Task directions:
Where the string "style" occurs in the material below, report the whole line.

Data supplied:
--- START ---
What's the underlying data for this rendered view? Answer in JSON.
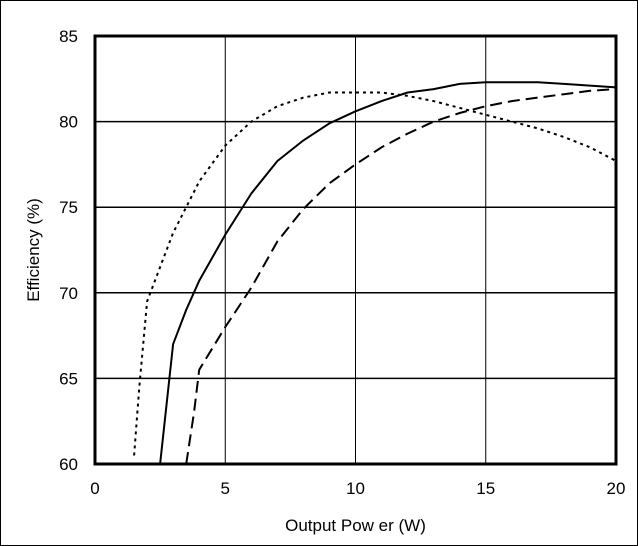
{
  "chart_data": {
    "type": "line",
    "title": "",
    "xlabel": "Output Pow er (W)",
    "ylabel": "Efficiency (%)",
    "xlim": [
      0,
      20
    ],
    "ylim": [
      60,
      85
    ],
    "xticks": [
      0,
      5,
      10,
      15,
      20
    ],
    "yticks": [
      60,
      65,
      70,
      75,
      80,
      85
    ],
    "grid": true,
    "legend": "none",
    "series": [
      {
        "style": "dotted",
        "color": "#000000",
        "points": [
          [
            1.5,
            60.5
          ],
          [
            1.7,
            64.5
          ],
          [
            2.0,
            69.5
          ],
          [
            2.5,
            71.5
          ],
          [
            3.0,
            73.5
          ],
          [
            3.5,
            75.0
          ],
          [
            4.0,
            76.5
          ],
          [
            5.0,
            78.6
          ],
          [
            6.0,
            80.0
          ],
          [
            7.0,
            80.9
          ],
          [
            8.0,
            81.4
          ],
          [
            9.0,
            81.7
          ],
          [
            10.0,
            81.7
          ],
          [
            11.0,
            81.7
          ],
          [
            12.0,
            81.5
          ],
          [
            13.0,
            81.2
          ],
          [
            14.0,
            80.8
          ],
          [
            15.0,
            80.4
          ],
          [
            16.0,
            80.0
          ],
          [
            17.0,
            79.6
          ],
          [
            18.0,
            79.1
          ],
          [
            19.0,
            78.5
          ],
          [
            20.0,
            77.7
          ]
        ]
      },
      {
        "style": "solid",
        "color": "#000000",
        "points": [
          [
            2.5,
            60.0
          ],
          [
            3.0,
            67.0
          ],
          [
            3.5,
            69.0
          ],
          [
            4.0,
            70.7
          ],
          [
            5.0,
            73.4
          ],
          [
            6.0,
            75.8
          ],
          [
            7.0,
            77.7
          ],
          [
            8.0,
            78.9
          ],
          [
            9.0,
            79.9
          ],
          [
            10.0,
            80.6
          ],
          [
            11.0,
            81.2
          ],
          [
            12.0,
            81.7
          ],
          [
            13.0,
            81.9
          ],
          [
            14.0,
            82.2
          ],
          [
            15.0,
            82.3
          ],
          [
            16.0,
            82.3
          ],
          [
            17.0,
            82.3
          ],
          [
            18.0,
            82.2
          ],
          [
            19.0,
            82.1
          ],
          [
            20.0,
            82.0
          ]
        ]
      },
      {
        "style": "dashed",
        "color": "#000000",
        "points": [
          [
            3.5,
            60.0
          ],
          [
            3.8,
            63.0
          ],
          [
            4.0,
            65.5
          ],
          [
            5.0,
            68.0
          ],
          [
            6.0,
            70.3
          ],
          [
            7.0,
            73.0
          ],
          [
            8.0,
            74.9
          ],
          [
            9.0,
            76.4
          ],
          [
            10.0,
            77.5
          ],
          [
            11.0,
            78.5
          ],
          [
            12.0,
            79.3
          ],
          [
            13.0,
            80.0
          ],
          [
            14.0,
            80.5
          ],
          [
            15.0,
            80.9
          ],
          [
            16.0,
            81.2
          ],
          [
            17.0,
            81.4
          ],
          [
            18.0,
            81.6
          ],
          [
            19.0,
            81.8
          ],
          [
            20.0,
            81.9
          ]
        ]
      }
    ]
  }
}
--- END ---
Correct answer:
        "style": "dotted",
        "style": "solid",
        "style": "dashed",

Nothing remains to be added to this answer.